_Aim of the exercise_
The listing below should be copied in full, word for word.

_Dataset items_
-*-
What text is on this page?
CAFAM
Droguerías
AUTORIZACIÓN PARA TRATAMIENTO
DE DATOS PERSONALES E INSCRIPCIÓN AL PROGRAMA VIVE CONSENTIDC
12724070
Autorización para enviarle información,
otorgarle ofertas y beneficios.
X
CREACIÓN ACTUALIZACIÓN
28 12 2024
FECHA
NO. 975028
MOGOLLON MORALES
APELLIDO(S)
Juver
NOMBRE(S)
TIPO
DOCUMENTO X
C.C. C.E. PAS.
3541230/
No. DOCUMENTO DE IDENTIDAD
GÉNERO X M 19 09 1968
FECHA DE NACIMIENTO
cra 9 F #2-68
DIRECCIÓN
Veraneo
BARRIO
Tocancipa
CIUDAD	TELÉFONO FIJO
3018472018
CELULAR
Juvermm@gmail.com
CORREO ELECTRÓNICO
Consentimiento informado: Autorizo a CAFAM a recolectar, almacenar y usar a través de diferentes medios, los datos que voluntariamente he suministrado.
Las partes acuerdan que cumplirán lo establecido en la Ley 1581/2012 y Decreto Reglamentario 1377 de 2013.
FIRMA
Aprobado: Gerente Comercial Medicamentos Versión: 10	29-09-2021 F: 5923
-*-
_Result of this task_
What text is on this page?
CAFAM
Droguerías
AUTORIZACIÓN PARA TRATAMIENTO
DE DATOS PERSONALES E INSCRIPCIÓN AL PROGRAMA VIVE CONSENTIDC
12724070
Autorización para enviarle información,
otorgarle ofertas y beneficios.
X
CREACIÓN ACTUALIZACIÓN
28 12 2024
FECHA
NO. 975028
MOGOLLON MORALES
APELLIDO(S)
Juver
NOMBRE(S)
TIPO
DOCUMENTO X
C.C. C.E. PAS.
3541230/
No. DOCUMENTO DE IDENTIDAD
GÉNERO X M 19 09 1968
FECHA DE NACIMIENTO
cra 9 F #2-68
DIRECCIÓN
Veraneo
BARRIO
Tocancipa
CIUDAD	TELÉFONO FIJO
3018472018
CELULAR
Juvermm@gmail.com
CORREO ELECTRÓNICO
Consentimiento informado: Autorizo a CAFAM a recolectar, almacenar y usar a través de diferentes medios, los datos que voluntariamente he suministrado.
Las partes acuerdan que cumplirán lo establecido en la Ley 1581/2012 y Decreto Reglamentario 1377 de 2013.
FIRMA
Aprobado: Gerente Comercial Medicamentos Versión: 10	29-09-2021 F: 5923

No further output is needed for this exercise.